Stored data:
━━━━━━━━━━━━━━━━━━━━━━━━━━━━━━
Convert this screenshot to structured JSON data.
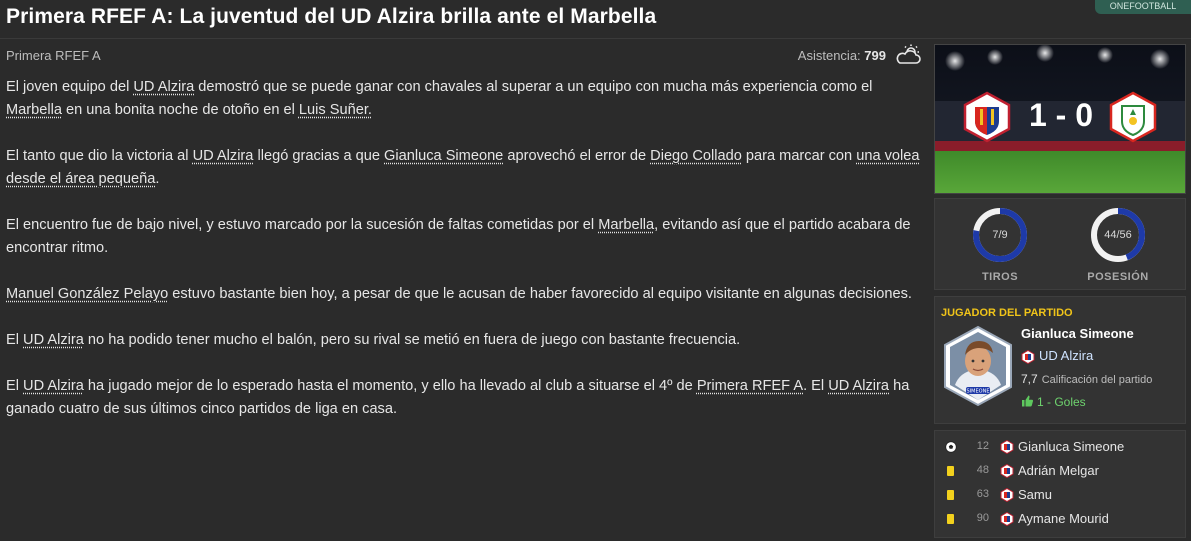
{
  "headline": "Primera RFEF A: La juventud del UD Alzira brilla ante el Marbella",
  "source_tag": "ONEFOOTBALL",
  "meta": {
    "competition": "Primera RFEF A",
    "attendance_label": "Asistencia:",
    "attendance_value": "799",
    "weather_icon": "partly-cloudy-icon"
  },
  "article": {
    "p1": {
      "t1": "El joven equipo del ",
      "l1": "UD Alzira",
      "t2": " demostró que se puede ganar con chavales al superar a un equipo con mucha más experiencia como el ",
      "l2": "Marbella",
      "t3": " en una bonita noche de otoño en el ",
      "l3": "Luis Suñer.",
      "t4": ""
    },
    "p2": {
      "t1": "El tanto que dio la victoria al ",
      "l1": "UD Alzira",
      "t2": " llegó gracias a que ",
      "l2": "Gianluca Simeone",
      "t3": " aprovechó el error de ",
      "l3": "Diego Collado",
      "t4": " para marcar con ",
      "l4": "una volea desde el área pequeña",
      "t5": "."
    },
    "p3": {
      "t1": "El encuentro fue de bajo nivel, y estuvo marcado por la sucesión de faltas cometidas por el ",
      "l1": "Marbella",
      "t2": ", evitando así que el partido acabara de encontrar ritmo."
    },
    "p4": {
      "l1": "Manuel González Pelayo",
      "t1": " estuvo bastante bien hoy, a pesar de que le acusan de haber favorecido al equipo visitante en algunas decisiones."
    },
    "p5": {
      "t1": "El ",
      "l1": "UD Alzira",
      "t2": " no ha podido tener mucho el balón, pero su rival se metió en fuera de juego con bastante frecuencia."
    },
    "p6": {
      "t1": "El ",
      "l1": "UD Alzira",
      "t2": " ha jugado mejor de lo esperado hasta el momento, y ello ha llevado al club a situarse el 4º de ",
      "l2": "Primera RFEF A",
      "t3": ". El ",
      "l3": "UD Alzira",
      "t4": " ha ganado cuatro de sus últimos cinco partidos de liga en casa."
    }
  },
  "score": {
    "text": "1 - 0",
    "home_crest": "ud-alzira-crest-icon",
    "away_crest": "marbella-crest-icon"
  },
  "stats": {
    "shots": {
      "value": "7/9",
      "label": "TIROS",
      "home": 7,
      "total": 9
    },
    "possession": {
      "value": "44/56",
      "label": "POSESIÓN",
      "home": 44,
      "total": 100
    }
  },
  "motm": {
    "title": "JUGADOR DEL PARTIDO",
    "name": "Gianluca Simeone",
    "club": "UD Alzira",
    "rating_value": "7,7",
    "rating_label": "Calificación del partido",
    "goals": "1 - Goles",
    "shirt_label": "SIMEONE"
  },
  "events": [
    {
      "type": "goal",
      "icon": "soccer-ball-icon",
      "minute": "12",
      "player": "Gianluca Simeone"
    },
    {
      "type": "yellow",
      "icon": "yellow-card-icon",
      "minute": "48",
      "player": "Adrián Melgar"
    },
    {
      "type": "yellow",
      "icon": "yellow-card-icon",
      "minute": "63",
      "player": "Samu"
    },
    {
      "type": "yellow",
      "icon": "yellow-card-icon",
      "minute": "90",
      "player": "Aymane Mourid"
    }
  ],
  "colors": {
    "background": "#2b2b2b",
    "accent_yellow": "#f0c419",
    "ring_blue": "#1e3aa8",
    "goal_green": "#6ed36e"
  }
}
━━━━━━━━━━━━━━━━━━━━━━━━━━━━━━
◆ Task to carry out
Find each line with the string "player" and copy it out.

◆ Solution to this exercise
      "player": "Gianluca Simeone"
      "player": "Adrián Melgar"
      "player": "Samu"
      "player": "Aymane Mourid"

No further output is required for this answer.